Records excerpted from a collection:
╭──

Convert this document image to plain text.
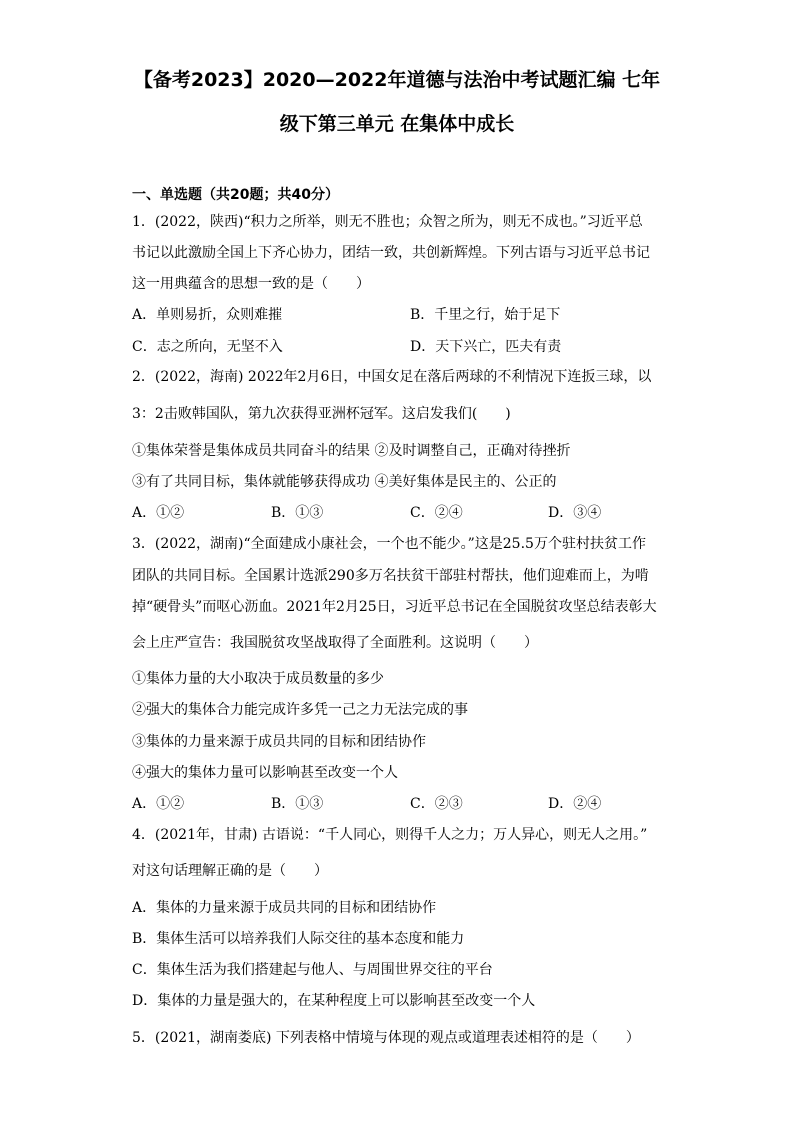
【备考2023】2020—2022年道德与法治中考试题汇编 七年
级下第三单元 在集体中成长
一、单选题（共20题；共40分）
1．(2022，陕西)“积力之所举，则无不胜也；众智之所为，则无不成也。”习近平总
书记以此激励全国上下齐心协力，团结一致，共创新辉煌。下列古语与习近平总书记
这一用典蕴含的思想一致的是（　　）
A．单则易折，众则难摧	B．千里之行，始于足下
C．志之所向，无坚不入	D．天下兴亡，匹夫有责
2．(2022，海南) 2022年2月6日，中国女足在落后两球的不利情况下连扳三球，以
3：2击败韩国队，第九次获得亚洲杯冠军。这启发我们(　　)
①集体荣誉是集体成员共同奋斗的结果 ②及时调整自己，正确对待挫折
③有了共同目标，集体就能够获得成功 ④美好集体是民主的、公正的
A．①②	B．①③	C．②④	D．③④
3．(2022，湖南)“全面建成小康社会，一个也不能少。”这是25.5万个驻村扶贫工作
团队的共同目标。全国累计选派290多万名扶贫干部驻村帮扶，他们迎难而上，为啃
掉“硬骨头”而呕心沥血。2021年2月25日，习近平总书记在全国脱贫攻坚总结表彰大
会上庄严宣告：我国脱贫攻坚战取得了全面胜利。这说明（　　）
①集体力量的大小取决于成员数量的多少
②强大的集体合力能完成许多凭一己之力无法完成的事
③集体的力量来源于成员共同的目标和团结协作
④强大的集体力量可以影响甚至改变一个人
A．①②	B．①③	C．②③	D．②④
4．(2021年，甘肃) 古语说：“千人同心，则得千人之力；万人异心，则无人之用。”
对这句话理解正确的是（　　）
A．集体的力量来源于成员共同的目标和团结协作
B．集体生活可以培养我们人际交往的基本态度和能力
C．集体生活为我们搭建起与他人、与周围世界交往的平台
D．集体的力量是强大的，在某种程度上可以影响甚至改变一个人
5．(2021，湖南娄底) 下列表格中情境与体现的观点或道理表述相符的是（　　）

╰──

Required task:
Retype the whole listing exactly and leave the pictures out.

Response to this task:
Convert this document image to plain text.
【备考2023】2020—2022年道德与法治中考试题汇编 七年
级下第三单元 在集体中成长
一、单选题（共20题；共40分）
1．(2022，陕西)“积力之所举，则无不胜也；众智之所为，则无不成也。”习近平总
书记以此激励全国上下齐心协力，团结一致，共创新辉煌。下列古语与习近平总书记
这一用典蕴含的思想一致的是（　　）
A．单则易折，众则难摧	B．千里之行，始于足下
C．志之所向，无坚不入	D．天下兴亡，匹夫有责
2．(2022，海南) 2022年2月6日，中国女足在落后两球的不利情况下连扳三球，以
3：2击败韩国队，第九次获得亚洲杯冠军。这启发我们(　　)
①集体荣誉是集体成员共同奋斗的结果 ②及时调整自己，正确对待挫折
③有了共同目标，集体就能够获得成功 ④美好集体是民主的、公正的
A．①②	B．①③	C．②④	D．③④
3．(2022，湖南)“全面建成小康社会，一个也不能少。”这是25.5万个驻村扶贫工作
团队的共同目标。全国累计选派290多万名扶贫干部驻村帮扶，他们迎难而上，为啃
掉“硬骨头”而呕心沥血。2021年2月25日，习近平总书记在全国脱贫攻坚总结表彰大
会上庄严宣告：我国脱贫攻坚战取得了全面胜利。这说明（　　）
①集体力量的大小取决于成员数量的多少
②强大的集体合力能完成许多凭一己之力无法完成的事
③集体的力量来源于成员共同的目标和团结协作
④强大的集体力量可以影响甚至改变一个人
A．①②	B．①③	C．②③	D．②④
4．(2021年，甘肃) 古语说：“千人同心，则得千人之力；万人异心，则无人之用。”
对这句话理解正确的是（　　）
A．集体的力量来源于成员共同的目标和团结协作
B．集体生活可以培养我们人际交往的基本态度和能力
C．集体生活为我们搭建起与他人、与周围世界交往的平台
D．集体的力量是强大的，在某种程度上可以影响甚至改变一个人
5．(2021，湖南娄底) 下列表格中情境与体现的观点或道理表述相符的是（　　）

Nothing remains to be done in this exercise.